Information supplied:

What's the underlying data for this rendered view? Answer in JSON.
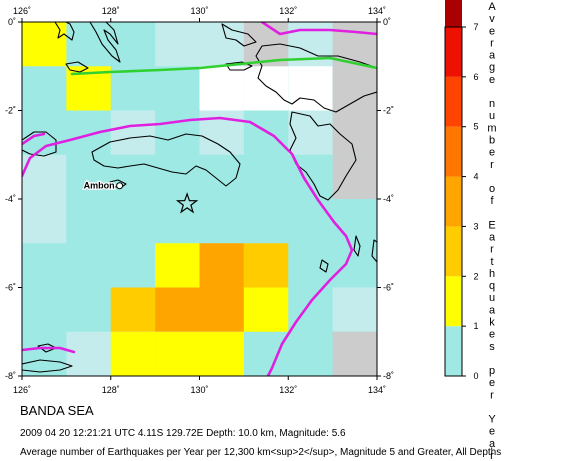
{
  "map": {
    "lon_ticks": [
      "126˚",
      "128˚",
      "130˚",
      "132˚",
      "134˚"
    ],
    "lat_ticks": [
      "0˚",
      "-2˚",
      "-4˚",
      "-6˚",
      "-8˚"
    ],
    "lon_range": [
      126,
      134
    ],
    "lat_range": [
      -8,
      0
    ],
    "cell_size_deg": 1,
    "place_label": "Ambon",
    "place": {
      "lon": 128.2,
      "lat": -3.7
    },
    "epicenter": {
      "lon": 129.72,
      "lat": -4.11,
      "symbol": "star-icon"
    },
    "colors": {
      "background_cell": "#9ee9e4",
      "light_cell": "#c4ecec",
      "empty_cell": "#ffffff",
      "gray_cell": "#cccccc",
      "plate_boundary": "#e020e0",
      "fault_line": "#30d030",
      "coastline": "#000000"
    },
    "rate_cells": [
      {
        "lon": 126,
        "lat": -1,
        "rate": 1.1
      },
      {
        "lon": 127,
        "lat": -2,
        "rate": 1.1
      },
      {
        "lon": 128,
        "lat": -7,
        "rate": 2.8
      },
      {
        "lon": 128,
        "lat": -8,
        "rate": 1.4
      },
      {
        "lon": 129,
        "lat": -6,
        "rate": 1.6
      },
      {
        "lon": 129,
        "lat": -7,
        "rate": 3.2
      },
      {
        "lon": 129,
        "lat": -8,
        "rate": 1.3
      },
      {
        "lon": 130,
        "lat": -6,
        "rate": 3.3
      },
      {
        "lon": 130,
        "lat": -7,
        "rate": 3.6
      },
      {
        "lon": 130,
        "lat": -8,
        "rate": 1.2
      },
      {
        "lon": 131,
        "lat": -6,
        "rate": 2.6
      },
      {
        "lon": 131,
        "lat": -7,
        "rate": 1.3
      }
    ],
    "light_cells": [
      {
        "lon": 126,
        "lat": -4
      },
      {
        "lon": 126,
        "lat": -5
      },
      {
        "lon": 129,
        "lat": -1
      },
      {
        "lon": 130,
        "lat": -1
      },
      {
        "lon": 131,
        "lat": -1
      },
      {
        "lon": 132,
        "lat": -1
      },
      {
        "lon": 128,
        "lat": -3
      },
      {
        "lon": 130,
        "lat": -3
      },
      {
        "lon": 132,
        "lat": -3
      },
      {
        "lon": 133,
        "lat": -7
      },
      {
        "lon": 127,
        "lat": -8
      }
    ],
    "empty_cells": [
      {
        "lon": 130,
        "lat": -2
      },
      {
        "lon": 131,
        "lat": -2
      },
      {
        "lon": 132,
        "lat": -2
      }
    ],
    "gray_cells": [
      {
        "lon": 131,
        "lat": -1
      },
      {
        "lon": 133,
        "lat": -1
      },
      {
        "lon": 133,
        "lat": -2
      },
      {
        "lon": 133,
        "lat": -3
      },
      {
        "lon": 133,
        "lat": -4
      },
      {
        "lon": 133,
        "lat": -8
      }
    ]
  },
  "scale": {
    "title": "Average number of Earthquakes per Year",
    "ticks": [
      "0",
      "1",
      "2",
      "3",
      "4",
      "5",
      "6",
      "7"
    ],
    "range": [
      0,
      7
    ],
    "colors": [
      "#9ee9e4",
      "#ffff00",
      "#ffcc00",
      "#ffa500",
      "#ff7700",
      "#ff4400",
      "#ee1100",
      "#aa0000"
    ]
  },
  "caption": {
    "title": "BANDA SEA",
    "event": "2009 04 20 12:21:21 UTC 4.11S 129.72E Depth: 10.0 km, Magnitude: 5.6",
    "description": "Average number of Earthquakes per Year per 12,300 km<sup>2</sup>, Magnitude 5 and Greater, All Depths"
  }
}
---
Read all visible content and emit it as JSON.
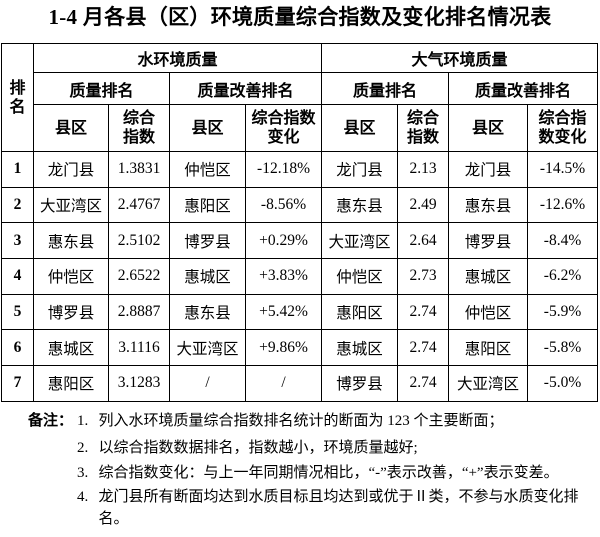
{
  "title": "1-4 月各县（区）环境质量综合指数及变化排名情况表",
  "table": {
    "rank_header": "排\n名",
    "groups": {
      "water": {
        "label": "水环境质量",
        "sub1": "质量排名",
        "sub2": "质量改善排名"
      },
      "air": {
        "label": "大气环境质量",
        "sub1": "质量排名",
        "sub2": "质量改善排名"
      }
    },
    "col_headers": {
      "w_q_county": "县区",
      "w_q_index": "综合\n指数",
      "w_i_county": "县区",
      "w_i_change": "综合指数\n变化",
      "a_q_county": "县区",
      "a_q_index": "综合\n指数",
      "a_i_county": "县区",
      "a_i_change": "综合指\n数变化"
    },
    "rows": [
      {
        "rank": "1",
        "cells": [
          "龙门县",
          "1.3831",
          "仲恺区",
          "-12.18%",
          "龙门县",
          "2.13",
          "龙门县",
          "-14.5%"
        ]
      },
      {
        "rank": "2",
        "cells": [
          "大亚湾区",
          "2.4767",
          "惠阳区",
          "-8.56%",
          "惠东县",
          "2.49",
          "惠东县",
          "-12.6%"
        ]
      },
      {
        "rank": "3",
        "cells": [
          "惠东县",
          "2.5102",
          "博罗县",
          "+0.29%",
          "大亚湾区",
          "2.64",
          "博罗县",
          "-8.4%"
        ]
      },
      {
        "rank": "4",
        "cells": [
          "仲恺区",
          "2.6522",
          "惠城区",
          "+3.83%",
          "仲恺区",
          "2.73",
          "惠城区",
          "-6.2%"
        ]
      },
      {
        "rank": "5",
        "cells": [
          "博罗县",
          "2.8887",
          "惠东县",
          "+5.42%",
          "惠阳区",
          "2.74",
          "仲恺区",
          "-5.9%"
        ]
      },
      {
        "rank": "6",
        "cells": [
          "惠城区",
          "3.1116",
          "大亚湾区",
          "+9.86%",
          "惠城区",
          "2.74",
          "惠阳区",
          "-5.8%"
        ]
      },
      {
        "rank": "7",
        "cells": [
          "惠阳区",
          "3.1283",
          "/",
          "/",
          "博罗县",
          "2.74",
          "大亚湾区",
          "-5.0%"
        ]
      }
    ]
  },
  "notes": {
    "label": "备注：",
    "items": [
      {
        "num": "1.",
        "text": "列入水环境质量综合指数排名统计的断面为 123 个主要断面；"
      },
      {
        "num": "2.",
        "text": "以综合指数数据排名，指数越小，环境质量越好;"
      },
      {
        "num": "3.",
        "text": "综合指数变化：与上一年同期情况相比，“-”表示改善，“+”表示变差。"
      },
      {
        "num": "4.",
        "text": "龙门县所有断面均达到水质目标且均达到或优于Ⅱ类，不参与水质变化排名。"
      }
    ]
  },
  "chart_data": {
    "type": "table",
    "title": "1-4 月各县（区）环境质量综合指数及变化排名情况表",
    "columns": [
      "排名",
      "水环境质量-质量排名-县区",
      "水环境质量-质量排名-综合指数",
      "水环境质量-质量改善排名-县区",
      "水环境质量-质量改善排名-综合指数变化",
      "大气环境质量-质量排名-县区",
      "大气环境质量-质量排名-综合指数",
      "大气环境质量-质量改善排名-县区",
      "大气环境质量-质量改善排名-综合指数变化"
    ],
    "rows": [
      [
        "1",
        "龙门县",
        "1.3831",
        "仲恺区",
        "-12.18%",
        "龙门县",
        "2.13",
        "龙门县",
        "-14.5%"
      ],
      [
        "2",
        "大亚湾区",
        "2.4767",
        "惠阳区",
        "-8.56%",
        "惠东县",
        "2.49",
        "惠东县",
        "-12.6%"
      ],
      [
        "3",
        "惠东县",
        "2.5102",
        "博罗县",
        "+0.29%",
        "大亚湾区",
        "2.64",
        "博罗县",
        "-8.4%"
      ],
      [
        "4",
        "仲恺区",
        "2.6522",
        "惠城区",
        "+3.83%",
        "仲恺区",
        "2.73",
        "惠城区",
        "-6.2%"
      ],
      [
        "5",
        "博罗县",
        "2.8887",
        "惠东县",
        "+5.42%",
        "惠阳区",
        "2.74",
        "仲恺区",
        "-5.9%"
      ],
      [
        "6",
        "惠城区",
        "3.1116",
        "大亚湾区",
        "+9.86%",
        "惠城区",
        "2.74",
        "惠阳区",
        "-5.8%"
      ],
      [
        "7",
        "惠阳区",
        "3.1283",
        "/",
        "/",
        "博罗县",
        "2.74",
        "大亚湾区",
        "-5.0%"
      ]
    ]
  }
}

Instructions for the task:
Return each line among the entries that holds the word "text".

Completed exercise:
        "text": "列入水环境质量综合指数排名统计的断面为 123 个主要断面；"
        "text": "以综合指数数据排名，指数越小，环境质量越好;"
        "text": "综合指数变化：与上一年同期情况相比，“-”表示改善，“+”表示变差。"
        "text": "龙门县所有断面均达到水质目标且均达到或优于Ⅱ类，不参与水质变化排名。"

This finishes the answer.